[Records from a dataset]
=-=-=-=-=
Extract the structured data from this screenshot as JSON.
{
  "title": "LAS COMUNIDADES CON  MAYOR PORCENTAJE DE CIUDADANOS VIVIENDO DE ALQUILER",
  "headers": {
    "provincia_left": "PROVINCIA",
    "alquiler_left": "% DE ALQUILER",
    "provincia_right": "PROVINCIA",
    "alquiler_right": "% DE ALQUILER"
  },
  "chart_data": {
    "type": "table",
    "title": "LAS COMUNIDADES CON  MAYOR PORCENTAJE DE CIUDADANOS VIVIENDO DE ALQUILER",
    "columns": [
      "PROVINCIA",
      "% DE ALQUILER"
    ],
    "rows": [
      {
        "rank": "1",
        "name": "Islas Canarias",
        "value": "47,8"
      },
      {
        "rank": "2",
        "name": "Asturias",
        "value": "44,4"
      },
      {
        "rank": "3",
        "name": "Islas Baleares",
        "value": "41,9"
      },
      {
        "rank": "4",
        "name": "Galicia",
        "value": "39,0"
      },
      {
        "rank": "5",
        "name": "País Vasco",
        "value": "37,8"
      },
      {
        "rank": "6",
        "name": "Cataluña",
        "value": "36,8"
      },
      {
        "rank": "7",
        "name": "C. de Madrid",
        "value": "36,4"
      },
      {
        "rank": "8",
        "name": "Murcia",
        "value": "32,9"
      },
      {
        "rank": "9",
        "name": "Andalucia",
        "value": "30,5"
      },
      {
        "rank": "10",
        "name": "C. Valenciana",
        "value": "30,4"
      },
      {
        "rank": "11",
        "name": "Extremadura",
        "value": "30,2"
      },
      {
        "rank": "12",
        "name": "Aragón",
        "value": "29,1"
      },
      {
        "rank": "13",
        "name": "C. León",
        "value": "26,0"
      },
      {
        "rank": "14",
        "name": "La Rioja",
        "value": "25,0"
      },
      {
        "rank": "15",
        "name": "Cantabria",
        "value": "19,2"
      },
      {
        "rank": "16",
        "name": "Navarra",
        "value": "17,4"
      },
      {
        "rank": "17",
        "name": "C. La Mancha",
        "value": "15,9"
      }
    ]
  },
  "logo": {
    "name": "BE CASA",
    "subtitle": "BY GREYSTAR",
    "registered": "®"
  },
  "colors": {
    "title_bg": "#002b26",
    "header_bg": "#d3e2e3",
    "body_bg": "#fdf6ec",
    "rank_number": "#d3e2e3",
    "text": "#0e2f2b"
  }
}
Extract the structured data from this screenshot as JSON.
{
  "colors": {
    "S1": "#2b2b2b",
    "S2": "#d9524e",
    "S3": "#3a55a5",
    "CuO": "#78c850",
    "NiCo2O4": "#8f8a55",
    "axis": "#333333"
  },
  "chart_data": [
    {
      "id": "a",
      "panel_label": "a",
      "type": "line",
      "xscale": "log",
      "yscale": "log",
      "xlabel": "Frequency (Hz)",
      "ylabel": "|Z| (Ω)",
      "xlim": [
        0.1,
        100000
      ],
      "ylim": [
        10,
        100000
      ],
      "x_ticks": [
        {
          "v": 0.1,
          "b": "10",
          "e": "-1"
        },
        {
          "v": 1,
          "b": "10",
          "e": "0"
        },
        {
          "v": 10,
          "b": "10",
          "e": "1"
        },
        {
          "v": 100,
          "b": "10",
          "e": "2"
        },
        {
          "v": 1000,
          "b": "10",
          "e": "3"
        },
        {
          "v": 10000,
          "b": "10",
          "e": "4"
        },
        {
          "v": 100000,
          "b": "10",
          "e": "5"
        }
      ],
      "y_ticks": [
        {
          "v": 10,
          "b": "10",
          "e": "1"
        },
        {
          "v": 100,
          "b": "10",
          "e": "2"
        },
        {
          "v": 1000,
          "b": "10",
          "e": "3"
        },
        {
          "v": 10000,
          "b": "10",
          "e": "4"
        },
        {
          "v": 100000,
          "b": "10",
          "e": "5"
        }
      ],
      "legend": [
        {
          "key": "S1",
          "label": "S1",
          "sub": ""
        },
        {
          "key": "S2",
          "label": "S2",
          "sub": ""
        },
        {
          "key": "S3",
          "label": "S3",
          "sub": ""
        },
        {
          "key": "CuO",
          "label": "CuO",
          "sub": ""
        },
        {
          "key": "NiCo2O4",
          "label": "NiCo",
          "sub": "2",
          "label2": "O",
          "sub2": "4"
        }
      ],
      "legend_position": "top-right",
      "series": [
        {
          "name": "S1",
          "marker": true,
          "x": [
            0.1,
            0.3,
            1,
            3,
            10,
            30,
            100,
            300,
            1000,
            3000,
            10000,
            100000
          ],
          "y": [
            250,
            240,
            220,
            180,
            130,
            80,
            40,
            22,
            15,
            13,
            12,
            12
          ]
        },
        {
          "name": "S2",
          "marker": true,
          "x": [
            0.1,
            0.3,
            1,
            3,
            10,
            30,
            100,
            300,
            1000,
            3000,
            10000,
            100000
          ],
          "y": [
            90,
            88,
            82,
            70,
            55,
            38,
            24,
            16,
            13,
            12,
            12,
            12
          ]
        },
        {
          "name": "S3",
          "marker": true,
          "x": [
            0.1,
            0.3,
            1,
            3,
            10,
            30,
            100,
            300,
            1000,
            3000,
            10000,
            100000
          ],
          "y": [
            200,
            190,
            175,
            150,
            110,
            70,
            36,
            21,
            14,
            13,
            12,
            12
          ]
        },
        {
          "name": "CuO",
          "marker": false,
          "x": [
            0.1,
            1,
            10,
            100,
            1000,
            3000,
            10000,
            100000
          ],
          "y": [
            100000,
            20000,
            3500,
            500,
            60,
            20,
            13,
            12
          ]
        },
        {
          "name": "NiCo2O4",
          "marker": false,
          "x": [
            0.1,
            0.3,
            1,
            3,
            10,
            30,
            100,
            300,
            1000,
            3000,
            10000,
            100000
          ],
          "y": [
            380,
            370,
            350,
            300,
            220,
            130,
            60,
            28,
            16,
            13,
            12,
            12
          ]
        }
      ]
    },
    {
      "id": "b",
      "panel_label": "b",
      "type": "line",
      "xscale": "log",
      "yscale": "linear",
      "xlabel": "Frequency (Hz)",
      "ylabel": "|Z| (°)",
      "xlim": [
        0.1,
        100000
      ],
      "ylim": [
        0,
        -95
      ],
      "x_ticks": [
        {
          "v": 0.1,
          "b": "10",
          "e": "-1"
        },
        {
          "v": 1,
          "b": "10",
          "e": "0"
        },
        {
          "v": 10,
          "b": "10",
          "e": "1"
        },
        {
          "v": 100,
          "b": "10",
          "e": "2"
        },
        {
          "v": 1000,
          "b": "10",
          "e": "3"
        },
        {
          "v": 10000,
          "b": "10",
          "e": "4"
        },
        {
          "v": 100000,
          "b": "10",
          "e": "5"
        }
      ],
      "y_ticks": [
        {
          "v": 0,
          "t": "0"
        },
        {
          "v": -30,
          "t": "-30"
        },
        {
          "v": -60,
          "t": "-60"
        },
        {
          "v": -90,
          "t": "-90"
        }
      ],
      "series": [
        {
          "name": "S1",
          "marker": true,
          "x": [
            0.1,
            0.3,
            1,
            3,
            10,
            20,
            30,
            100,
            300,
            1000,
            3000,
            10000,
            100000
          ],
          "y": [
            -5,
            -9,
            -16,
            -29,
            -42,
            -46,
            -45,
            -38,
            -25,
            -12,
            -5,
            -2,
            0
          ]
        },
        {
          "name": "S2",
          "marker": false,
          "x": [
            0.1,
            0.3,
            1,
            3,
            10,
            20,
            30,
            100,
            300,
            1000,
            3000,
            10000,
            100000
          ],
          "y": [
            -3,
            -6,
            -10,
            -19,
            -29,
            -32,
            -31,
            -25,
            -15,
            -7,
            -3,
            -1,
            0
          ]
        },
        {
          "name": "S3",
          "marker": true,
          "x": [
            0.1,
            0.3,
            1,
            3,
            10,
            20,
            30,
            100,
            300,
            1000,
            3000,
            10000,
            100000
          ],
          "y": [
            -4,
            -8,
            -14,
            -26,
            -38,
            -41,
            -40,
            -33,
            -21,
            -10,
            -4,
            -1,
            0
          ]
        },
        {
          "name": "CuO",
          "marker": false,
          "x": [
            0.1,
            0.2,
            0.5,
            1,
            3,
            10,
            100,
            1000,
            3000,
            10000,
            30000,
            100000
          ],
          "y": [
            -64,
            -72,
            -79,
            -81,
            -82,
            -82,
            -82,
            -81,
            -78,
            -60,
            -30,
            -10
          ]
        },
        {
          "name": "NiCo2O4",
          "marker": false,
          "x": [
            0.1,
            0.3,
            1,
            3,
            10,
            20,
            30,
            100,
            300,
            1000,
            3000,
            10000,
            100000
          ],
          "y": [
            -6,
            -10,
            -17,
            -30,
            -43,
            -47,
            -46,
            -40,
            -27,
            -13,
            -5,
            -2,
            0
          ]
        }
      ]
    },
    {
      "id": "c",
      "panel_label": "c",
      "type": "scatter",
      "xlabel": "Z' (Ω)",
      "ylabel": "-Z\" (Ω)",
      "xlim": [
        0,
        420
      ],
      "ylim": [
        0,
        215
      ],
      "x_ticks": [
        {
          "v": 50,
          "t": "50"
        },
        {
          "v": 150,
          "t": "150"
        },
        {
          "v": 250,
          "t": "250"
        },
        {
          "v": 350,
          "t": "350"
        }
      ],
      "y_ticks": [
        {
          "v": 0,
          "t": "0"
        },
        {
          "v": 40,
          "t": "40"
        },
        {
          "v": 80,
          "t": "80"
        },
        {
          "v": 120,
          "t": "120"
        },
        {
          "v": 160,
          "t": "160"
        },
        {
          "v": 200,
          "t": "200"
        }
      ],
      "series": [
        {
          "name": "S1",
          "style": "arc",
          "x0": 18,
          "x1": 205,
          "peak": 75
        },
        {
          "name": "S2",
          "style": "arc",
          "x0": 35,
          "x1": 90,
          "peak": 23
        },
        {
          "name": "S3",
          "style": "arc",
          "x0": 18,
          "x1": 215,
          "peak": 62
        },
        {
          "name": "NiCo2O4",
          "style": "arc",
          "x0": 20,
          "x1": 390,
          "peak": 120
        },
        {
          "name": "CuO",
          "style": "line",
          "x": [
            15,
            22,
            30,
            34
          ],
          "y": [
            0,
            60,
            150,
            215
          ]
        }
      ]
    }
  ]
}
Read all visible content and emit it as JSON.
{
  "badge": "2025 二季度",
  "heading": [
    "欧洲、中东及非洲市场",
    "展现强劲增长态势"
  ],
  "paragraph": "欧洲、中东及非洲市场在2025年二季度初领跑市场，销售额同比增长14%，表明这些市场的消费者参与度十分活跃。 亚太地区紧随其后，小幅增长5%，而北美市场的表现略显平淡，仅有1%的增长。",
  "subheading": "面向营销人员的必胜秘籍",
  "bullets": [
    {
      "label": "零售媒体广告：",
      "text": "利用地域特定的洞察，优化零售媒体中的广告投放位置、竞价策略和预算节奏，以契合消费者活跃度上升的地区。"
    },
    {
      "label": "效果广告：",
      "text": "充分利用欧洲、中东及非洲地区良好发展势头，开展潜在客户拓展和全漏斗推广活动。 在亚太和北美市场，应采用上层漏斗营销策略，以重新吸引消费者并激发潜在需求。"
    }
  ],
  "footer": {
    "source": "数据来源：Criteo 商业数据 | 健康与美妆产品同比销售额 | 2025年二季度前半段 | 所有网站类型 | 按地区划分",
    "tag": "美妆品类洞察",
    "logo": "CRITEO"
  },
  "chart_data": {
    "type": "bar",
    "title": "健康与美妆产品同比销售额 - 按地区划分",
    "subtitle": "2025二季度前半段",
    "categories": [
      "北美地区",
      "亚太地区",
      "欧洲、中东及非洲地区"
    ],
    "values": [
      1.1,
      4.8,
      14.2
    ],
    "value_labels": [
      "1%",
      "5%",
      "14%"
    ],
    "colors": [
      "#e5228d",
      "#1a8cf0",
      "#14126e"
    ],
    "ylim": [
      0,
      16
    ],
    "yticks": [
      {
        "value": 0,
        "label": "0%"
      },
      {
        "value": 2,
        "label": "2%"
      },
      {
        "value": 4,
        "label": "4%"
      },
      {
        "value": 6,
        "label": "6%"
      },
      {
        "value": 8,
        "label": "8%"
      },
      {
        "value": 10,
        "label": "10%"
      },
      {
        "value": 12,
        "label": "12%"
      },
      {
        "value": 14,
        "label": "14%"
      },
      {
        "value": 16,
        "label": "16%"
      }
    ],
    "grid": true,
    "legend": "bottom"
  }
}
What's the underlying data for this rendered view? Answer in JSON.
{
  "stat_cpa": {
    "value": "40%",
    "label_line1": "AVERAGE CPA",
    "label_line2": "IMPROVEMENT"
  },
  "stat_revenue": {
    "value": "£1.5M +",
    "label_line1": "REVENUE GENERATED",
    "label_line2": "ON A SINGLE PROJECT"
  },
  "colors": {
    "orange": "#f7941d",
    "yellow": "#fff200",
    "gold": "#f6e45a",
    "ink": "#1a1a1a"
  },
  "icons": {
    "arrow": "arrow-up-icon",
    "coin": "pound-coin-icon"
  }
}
=-=-=-=-=
Across the records, count the lines holding the string "健康与美妆产品同比销售额". Give the number and stop.

2